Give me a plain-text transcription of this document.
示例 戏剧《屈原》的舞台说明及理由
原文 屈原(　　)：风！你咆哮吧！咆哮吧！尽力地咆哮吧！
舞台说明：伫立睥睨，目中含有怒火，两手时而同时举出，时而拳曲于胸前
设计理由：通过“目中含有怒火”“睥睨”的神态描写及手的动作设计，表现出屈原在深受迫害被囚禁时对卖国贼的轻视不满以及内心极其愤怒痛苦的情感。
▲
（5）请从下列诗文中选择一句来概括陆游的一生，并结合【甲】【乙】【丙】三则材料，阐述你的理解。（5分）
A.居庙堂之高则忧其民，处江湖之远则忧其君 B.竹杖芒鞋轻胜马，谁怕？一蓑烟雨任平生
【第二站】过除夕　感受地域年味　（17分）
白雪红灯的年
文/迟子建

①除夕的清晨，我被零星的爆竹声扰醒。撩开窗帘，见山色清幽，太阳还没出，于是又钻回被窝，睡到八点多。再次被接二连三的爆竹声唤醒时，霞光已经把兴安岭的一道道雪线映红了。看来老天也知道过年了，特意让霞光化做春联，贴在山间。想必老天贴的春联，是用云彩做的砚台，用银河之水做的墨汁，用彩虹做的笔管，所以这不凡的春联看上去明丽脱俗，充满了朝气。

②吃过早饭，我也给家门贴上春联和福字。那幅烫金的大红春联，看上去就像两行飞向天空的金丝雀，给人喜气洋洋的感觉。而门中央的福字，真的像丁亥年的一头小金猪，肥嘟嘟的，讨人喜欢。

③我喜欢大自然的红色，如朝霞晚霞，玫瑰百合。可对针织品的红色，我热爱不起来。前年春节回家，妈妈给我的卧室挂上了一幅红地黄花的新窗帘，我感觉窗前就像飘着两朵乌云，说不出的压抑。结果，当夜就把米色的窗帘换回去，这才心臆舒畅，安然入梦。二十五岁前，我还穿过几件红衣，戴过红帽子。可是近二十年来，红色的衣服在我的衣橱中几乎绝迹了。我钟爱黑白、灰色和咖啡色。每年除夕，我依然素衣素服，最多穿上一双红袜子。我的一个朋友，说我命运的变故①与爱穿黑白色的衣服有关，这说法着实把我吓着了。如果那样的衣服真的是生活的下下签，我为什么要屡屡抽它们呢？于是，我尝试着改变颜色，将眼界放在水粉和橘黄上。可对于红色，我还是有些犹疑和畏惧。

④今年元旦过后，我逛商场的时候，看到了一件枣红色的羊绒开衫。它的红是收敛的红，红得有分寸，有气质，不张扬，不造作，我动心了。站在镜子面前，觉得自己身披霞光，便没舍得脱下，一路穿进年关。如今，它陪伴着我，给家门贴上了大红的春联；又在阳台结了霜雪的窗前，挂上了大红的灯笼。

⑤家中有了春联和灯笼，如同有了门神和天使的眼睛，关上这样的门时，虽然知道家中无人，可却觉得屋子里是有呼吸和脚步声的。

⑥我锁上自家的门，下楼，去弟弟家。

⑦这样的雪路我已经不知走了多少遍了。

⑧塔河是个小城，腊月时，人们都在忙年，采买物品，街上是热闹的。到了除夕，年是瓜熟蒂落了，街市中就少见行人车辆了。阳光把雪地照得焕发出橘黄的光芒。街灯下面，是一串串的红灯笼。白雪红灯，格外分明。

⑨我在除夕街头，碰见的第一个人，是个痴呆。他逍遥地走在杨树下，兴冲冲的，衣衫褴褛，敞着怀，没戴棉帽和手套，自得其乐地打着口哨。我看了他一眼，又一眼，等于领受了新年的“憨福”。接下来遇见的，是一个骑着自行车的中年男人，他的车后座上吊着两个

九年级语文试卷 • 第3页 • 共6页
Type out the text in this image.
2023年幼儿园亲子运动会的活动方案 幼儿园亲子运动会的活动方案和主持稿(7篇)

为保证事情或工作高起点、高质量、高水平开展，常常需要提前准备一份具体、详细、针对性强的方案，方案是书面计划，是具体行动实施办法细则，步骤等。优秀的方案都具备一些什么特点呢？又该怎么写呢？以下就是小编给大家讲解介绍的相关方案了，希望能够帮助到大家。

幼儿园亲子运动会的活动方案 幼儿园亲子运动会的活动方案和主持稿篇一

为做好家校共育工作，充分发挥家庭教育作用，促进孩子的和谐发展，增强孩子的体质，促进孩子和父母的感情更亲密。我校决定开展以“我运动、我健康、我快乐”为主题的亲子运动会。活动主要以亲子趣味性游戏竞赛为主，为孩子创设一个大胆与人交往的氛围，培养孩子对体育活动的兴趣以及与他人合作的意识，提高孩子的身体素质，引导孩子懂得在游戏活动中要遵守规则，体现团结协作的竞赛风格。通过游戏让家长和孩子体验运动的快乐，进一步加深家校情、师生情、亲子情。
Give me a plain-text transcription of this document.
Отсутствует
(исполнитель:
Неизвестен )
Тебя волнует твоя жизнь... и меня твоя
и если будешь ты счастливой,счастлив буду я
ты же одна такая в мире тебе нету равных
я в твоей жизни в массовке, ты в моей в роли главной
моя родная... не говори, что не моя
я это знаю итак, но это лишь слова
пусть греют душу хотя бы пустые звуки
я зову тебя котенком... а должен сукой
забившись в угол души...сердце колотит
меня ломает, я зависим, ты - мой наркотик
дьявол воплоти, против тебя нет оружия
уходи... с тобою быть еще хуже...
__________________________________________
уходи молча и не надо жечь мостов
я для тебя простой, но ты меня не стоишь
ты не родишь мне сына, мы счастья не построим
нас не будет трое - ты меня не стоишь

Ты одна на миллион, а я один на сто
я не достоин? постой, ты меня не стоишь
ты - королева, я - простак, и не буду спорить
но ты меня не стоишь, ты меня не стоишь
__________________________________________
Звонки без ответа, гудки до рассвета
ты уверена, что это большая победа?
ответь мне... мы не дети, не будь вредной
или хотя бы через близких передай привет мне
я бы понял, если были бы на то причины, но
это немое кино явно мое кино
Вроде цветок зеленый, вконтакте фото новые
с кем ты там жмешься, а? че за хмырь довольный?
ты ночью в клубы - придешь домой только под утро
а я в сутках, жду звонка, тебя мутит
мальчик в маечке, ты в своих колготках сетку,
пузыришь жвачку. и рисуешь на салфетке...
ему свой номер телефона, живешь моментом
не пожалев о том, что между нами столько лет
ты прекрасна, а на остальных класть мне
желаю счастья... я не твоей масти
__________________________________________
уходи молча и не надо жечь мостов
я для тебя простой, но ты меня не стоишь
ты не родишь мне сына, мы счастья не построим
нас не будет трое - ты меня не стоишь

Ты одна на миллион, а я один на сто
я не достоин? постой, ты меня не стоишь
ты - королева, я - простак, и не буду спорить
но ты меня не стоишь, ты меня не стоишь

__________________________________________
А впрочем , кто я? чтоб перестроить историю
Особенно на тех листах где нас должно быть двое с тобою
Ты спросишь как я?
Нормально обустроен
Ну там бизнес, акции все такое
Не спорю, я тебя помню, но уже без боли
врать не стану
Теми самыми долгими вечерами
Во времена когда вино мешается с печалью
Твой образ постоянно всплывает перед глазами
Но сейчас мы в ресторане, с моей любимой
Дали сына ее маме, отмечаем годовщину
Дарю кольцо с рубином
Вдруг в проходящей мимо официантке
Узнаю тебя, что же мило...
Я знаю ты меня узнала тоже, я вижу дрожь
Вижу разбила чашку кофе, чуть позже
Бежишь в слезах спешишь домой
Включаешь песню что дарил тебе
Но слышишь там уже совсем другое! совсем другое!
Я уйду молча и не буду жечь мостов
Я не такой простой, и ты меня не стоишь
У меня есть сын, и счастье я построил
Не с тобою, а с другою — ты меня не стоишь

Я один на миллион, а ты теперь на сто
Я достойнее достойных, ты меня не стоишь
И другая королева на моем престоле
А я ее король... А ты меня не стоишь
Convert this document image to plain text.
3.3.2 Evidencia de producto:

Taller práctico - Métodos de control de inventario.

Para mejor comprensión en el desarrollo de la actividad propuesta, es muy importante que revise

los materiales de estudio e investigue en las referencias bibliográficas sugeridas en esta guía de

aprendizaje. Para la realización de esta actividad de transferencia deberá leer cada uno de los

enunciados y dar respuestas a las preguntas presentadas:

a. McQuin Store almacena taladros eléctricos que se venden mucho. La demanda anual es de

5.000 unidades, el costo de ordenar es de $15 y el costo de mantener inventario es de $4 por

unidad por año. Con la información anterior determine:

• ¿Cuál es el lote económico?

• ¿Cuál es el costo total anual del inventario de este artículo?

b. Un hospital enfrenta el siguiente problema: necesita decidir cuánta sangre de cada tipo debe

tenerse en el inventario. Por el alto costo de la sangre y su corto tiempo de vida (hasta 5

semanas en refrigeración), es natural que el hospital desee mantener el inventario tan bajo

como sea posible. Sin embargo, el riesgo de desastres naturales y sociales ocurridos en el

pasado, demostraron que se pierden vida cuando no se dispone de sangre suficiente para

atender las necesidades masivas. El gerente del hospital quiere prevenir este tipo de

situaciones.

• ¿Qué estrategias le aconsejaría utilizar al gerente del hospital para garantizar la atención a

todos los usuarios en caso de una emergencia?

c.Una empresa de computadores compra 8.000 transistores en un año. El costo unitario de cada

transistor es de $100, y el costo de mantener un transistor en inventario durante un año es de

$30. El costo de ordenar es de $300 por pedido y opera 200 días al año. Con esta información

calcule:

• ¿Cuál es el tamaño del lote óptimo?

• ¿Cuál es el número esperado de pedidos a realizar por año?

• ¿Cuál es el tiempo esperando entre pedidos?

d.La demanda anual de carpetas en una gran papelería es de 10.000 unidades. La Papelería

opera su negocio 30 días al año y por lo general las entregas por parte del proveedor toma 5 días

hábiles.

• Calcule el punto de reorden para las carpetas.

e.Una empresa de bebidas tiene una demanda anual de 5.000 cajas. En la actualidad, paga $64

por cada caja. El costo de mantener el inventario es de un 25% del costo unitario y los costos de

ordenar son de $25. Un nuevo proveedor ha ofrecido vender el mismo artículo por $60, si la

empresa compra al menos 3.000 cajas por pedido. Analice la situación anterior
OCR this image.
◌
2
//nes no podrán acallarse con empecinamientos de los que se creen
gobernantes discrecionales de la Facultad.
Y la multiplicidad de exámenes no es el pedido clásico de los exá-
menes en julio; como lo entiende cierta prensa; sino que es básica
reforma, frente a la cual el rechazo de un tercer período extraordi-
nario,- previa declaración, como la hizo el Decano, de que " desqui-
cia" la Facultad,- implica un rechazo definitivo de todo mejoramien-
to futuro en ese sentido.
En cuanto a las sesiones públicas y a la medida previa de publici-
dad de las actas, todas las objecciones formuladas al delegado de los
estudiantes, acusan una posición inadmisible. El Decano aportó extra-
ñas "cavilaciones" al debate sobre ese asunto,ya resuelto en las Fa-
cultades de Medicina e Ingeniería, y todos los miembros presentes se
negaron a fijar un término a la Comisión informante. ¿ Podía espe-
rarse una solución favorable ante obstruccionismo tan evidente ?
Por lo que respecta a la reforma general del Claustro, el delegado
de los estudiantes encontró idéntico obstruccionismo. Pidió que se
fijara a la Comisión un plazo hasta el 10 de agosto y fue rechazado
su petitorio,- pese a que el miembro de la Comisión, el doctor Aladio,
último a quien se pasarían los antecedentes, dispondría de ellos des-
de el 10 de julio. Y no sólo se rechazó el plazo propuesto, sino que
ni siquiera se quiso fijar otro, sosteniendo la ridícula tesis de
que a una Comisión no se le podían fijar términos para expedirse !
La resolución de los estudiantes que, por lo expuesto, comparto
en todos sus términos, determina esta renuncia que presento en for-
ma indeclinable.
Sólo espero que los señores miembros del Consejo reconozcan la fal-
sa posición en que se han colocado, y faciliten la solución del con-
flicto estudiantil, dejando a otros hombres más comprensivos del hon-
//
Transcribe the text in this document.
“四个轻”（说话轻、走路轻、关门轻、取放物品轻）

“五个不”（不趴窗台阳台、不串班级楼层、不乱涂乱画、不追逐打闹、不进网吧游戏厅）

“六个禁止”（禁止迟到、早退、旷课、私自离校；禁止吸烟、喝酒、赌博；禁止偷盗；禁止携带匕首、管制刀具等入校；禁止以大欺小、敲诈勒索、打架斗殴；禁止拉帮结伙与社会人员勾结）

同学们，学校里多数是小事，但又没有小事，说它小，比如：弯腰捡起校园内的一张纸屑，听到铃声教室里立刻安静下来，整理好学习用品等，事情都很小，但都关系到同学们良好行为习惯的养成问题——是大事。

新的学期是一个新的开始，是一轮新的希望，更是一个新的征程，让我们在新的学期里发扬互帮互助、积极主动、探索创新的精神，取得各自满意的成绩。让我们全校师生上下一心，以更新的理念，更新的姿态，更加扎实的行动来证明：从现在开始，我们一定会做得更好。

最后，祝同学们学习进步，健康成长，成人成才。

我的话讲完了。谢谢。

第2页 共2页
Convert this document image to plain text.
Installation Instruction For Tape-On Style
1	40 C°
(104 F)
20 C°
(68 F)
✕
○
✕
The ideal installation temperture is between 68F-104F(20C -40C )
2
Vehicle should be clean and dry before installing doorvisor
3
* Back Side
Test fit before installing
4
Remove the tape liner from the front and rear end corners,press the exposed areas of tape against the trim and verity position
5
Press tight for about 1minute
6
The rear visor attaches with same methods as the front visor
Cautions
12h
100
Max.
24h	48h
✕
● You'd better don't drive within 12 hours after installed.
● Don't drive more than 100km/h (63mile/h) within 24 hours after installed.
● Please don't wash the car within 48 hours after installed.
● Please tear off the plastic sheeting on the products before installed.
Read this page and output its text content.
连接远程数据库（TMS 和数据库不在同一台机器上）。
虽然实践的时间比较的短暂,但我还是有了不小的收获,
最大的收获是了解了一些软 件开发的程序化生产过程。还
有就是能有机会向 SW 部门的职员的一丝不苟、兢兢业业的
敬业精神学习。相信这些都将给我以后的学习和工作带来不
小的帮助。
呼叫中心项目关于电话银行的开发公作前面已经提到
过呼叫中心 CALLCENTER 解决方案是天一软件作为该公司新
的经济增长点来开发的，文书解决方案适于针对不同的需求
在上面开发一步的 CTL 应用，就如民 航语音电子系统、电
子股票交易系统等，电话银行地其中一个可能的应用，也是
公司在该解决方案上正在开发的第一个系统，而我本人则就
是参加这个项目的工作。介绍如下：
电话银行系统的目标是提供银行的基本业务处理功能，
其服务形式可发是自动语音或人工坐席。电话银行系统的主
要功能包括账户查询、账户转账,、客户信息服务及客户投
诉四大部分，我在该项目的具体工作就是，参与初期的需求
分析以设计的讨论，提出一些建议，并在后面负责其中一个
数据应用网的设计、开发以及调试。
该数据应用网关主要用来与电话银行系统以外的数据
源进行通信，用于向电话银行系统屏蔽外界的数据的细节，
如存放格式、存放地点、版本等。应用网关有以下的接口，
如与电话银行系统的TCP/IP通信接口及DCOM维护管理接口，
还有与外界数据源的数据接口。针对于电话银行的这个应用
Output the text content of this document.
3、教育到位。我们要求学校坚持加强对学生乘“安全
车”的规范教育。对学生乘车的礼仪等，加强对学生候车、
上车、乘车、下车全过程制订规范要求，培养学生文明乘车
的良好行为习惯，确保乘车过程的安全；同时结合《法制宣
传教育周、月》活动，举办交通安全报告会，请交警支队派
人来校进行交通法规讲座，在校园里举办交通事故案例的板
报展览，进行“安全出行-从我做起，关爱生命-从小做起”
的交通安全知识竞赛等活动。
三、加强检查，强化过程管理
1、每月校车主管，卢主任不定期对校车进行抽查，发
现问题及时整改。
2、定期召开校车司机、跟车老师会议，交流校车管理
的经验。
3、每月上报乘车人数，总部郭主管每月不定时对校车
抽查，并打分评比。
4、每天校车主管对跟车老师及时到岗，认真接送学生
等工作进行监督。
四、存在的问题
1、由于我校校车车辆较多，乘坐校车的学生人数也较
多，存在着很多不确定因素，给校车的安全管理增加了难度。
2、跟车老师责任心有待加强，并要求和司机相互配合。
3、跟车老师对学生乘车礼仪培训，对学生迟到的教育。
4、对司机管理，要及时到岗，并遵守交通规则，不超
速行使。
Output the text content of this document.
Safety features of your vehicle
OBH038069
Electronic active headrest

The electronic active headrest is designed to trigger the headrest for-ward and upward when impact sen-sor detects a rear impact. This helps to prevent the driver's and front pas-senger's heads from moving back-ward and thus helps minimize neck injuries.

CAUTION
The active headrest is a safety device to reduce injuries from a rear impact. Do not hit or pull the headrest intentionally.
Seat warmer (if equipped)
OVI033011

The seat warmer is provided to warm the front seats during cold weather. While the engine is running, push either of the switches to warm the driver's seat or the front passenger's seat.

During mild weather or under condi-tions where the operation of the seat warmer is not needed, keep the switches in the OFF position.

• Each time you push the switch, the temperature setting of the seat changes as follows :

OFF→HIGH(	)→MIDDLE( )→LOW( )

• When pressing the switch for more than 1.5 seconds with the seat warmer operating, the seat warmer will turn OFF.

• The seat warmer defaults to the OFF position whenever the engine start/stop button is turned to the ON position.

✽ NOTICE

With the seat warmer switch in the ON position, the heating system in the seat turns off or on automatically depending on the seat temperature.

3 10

Problem to work on — Pick out and copy the lines of the material that include the word "obstruccionismo".

The result —
rarse una solución favorable ante obstruccionismo tan evidente ?
de los estudiantes encontró idéntico obstruccionismo. Pidió que se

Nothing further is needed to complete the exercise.